● Task objective: Begin at the line containing "Extract all readable text from this page." and copy exactly through the last line of the listing, skipping every picture.

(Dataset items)
((
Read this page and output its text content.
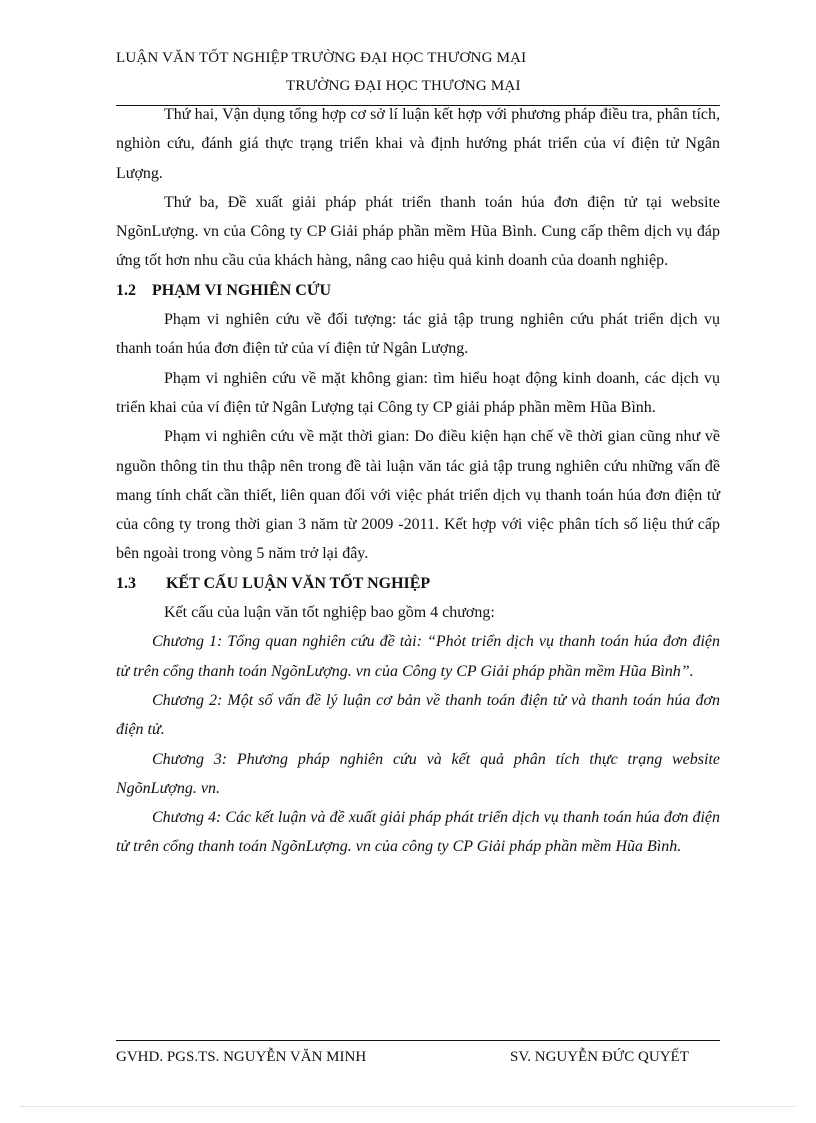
LUẬN VĂN TỐT NGHIỆP TRƯỜNG ĐẠI HỌC THƯƠNG MẠI
TRƯỜNG ĐẠI HỌC THƯƠNG MẠI

Thứ hai, Vận dụng tổng hợp cơ sở lí luận kết hợp với phương pháp điều tra, phân tích, nghiòn cứu, đánh giá thực trạng triển khai và định hướng phát triển của ví điện tử Ngân Lượng.

Thứ ba, Đề xuất giải pháp phát triển thanh toán húa đơn điện tử tại website NgõnLượng. vn của Công ty CP Giải pháp phần mềm Hũa Bình. Cung cấp thêm dịch vụ đáp ứng tốt hơn nhu cầu của khách hàng, nâng cao hiệu quả kinh doanh của doanh nghiệp.

1.2 PHẠM VI NGHIÊN CỨU

Phạm vi nghiên cứu về đối tượng: tác giả tập trung nghiên cứu phát triển dịch vụ thanh toán húa đơn điện tử của ví điện tử Ngân Lượng.

Phạm vi nghiên cứu về mặt không gian: tìm hiểu hoạt động kinh doanh, các dịch vụ triển khai của ví điện tử Ngân Lượng tại Công ty CP giải pháp phần mềm Hũa Bình.

Phạm vi nghiên cứu về mặt thời gian: Do điều kiện hạn chế về thời gian cũng như về nguồn thông tin thu thập nên trong đề tài luận văn tác giả tập trung nghiên cứu những vấn đề mang tính chất cần thiết, liên quan đối với việc phát triển dịch vụ thanh toán húa đơn điện tử của công ty trong thời gian 3 năm từ 2009 -2011. Kết hợp với việc phân tích số liệu thứ cấp bên ngoài trong vòng 5 năm trở lại đây.

1.3 KẾT CẤU LUẬN VĂN TỐT NGHIỆP

Kết cấu của luận văn tốt nghiệp bao gồm 4 chương:

Chương 1: Tổng quan nghiên cứu đề tài: “Phỏt triển dịch vụ thanh toán húa đơn điện tử trên cổng thanh toán NgõnLượng. vn của Công ty CP Giải pháp phần mềm Hũa Bình”.

Chương 2: Một số vấn đề lý luận cơ bản về thanh toán điện tử và thanh toán húa đơn điện tử.

Chương 3: Phương pháp nghiên cứu và kết quả phân tích thực trạng website NgõnLượng. vn.

Chương 4: Các kết luận và đề xuất giải pháp phát triển dịch vụ thanh toán húa đơn điện tử trên cổng thanh toán NgõnLượng. vn của công ty CP Giải pháp phần mềm Hũa Bình.

GVHD. PGS.TS. NGUYỄN VĂN MINH	SV. NGUYỄN ĐỨC QUYẾT
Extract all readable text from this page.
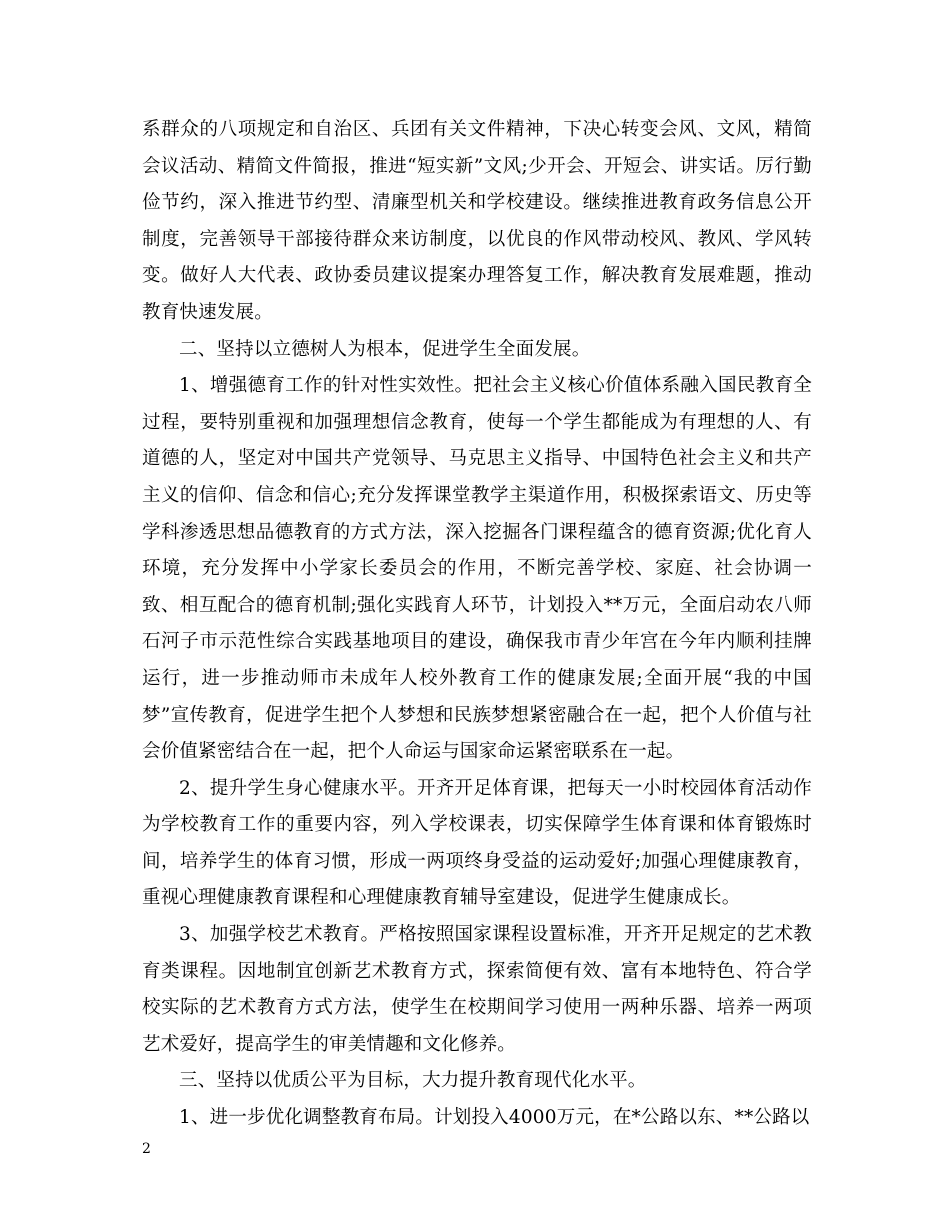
系群众的八项规定和自治区、兵团有关文件精神，下决心转变会风、文风，精简会议活动、精简文件简报，推进“短实新”文风;少开会、开短会、讲实话。厉行勤俭节约，深入推进节约型、清廉型机关和学校建设。继续推进教育政务信息公开制度，完善领导干部接待群众来访制度，以优良的作风带动校风、教风、学风转变。做好人大代表、政协委员建议提案办理答复工作，解决教育发展难题，推动教育快速发展。

二、坚持以立德树人为根本，促进学生全面发展。

1、增强德育工作的针对性实效性。把社会主义核心价值体系融入国民教育全过程，要特别重视和加强理想信念教育，使每一个学生都能成为有理想的人、有道德的人，坚定对中国共产党领导、马克思主义指导、中国特色社会主义和共产主义的信仰、信念和信心;充分发挥课堂教学主渠道作用，积极探索语文、历史等学科渗透思想品德教育的方式方法，深入挖掘各门课程蕴含的德育资源;优化育人环境，充分发挥中小学家长委员会的作用，不断完善学校、家庭、社会协调一致、相互配合的德育机制;强化实践育人环节，计划投入**万元，全面启动农八师石河子市示范性综合实践基地项目的建设，确保我市青少年宫在今年内顺利挂牌运行，进一步推动师市未成年人校外教育工作的健康发展;全面开展“我的中国梦”宣传教育，促进学生把个人梦想和民族梦想紧密融合在一起，把个人价值与社会价值紧密结合在一起，把个人命运与国家命运紧密联系在一起。

2、提升学生身心健康水平。开齐开足体育课，把每天一小时校园体育活动作为学校教育工作的重要内容，列入学校课表，切实保障学生体育课和体育锻炼时间，培养学生的体育习惯，形成一两项终身受益的运动爱好;加强心理健康教育，重视心理健康教育课程和心理健康教育辅导室建设，促进学生健康成长。

3、加强学校艺术教育。严格按照国家课程设置标准，开齐开足规定的艺术教育类课程。因地制宜创新艺术教育方式，探索简便有效、富有本地特色、符合学校实际的艺术教育方式方法，使学生在校期间学习使用一两种乐器、培养一两项艺术爱好，提高学生的审美情趣和文化修养。

三、坚持以优质公平为目标，大力提升教育现代化水平。

1、进一步优化调整教育布局。计划投入4000万元，在*公路以东、**公路以

2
))
● Reply to the exercise:
Extract all readable text from this page.
系群众的八项规定和自治区、兵团有关文件精神，下决心转变会风、文风，精简会议活动、精简文件简报，推进“短实新”文风;少开会、开短会、讲实话。厉行勤俭节约，深入推进节约型、清廉型机关和学校建设。继续推进教育政务信息公开制度，完善领导干部接待群众来访制度，以优良的作风带动校风、教风、学风转变。做好人大代表、政协委员建议提案办理答复工作，解决教育发展难题，推动教育快速发展。

二、坚持以立德树人为根本，促进学生全面发展。

1、增强德育工作的针对性实效性。把社会主义核心价值体系融入国民教育全过程，要特别重视和加强理想信念教育，使每一个学生都能成为有理想的人、有道德的人，坚定对中国共产党领导、马克思主义指导、中国特色社会主义和共产主义的信仰、信念和信心;充分发挥课堂教学主渠道作用，积极探索语文、历史等学科渗透思想品德教育的方式方法，深入挖掘各门课程蕴含的德育资源;优化育人环境，充分发挥中小学家长委员会的作用，不断完善学校、家庭、社会协调一致、相互配合的德育机制;强化实践育人环节，计划投入**万元，全面启动农八师石河子市示范性综合实践基地项目的建设，确保我市青少年宫在今年内顺利挂牌运行，进一步推动师市未成年人校外教育工作的健康发展;全面开展“我的中国梦”宣传教育，促进学生把个人梦想和民族梦想紧密融合在一起，把个人价值与社会价值紧密结合在一起，把个人命运与国家命运紧密联系在一起。

2、提升学生身心健康水平。开齐开足体育课，把每天一小时校园体育活动作为学校教育工作的重要内容，列入学校课表，切实保障学生体育课和体育锻炼时间，培养学生的体育习惯，形成一两项终身受益的运动爱好;加强心理健康教育，重视心理健康教育课程和心理健康教育辅导室建设，促进学生健康成长。

3、加强学校艺术教育。严格按照国家课程设置标准，开齐开足规定的艺术教育类课程。因地制宜创新艺术教育方式，探索简便有效、富有本地特色、符合学校实际的艺术教育方式方法，使学生在校期间学习使用一两种乐器、培养一两项艺术爱好，提高学生的审美情趣和文化修养。

三、坚持以优质公平为目标，大力提升教育现代化水平。

1、进一步优化调整教育布局。计划投入4000万元，在*公路以东、**公路以

2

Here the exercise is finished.